**Do this:** Among the records below, find each line that includes the string "МБОУ" and copy it.

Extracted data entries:
————

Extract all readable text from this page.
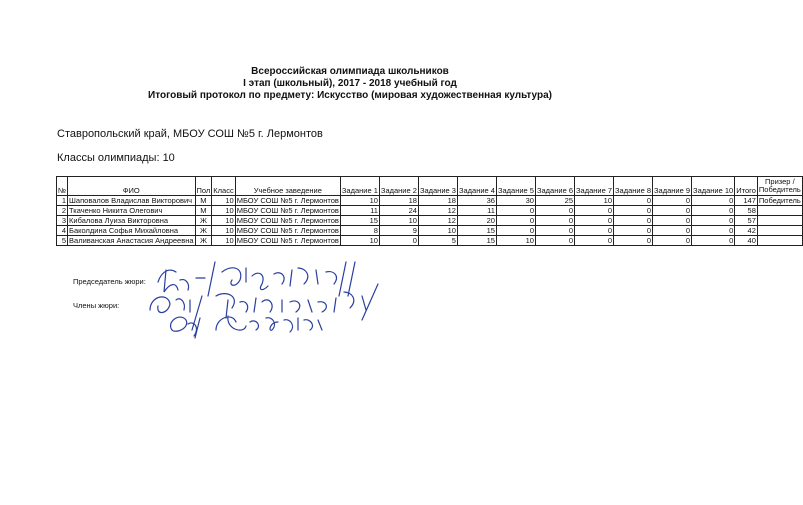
Всероссийская олимпиада школьников
I этап (школьный), 2017 - 2018 учебный год
Итоговый протокол по предмету: Искусство (мировая художественная культура)
Ставропольский край, МБОУ СОШ №5 г. Лермонтов
Классы олимпиады: 10
№	ФИО	Пол	Класс	Учебное заведение	Задание 1	Задание 2	Задание 3	Задание 4	Задание 5	Задание 6	Задание 7	Задание 8	Задание 9	Задание 10	Итого	Призер / Победитель
1	Шаповалов Владислав Викторович	М	10	МБОУ СОШ №5 г. Лермонтов	10	18	18	36	30	25	10	0	0	0	147	Победитель
2	Ткаченко Никита Олегович	М	10	МБОУ СОШ №5 г. Лермонтов	11	24	12	11	0	0	0	0	0	0	58	
3	Кибалова Луиза Викторовна	Ж	10	МБОУ СОШ №5 г. Лермонтов	15	10	12	20	0	0	0	0	0	0	57	
4	Баколдина Софья Михайловна	Ж	10	МБОУ СОШ №5 г. Лермонтов	8	9	10	15	0	0	0	0	0	0	42	
5	Валиванская Анастасия Андреевна	Ж	10	МБОУ СОШ №5 г. Лермонтов	10	0	5	15	10	0	0	0	0	0	40	
Председатель жюри:
Члены жюри:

————

**Worked solution:**
Ставропольский край, МБОУ СОШ №5 г. Лермонтов
1	Шаповалов Владислав Викторович	М	10	МБОУ СОШ №5 г. Лермонтов	10	18	18	36	30	25	10	0	0	0	147	Победитель
2	Ткаченко Никита Олегович	М	10	МБОУ СОШ №5 г. Лермонтов	11	24	12	11	0	0	0	0	0	0	58	
3	Кибалова Луиза Викторовна	Ж	10	МБОУ СОШ №5 г. Лермонтов	15	10	12	20	0	0	0	0	0	0	57	
4	Баколдина Софья Михайловна	Ж	10	МБОУ СОШ №5 г. Лермонтов	8	9	10	15	0	0	0	0	0	0	42	
5	Валиванская Анастасия Андреевна	Ж	10	МБОУ СОШ №5 г. Лермонтов	10	0	5	15	10	0	0	0	0	0	40	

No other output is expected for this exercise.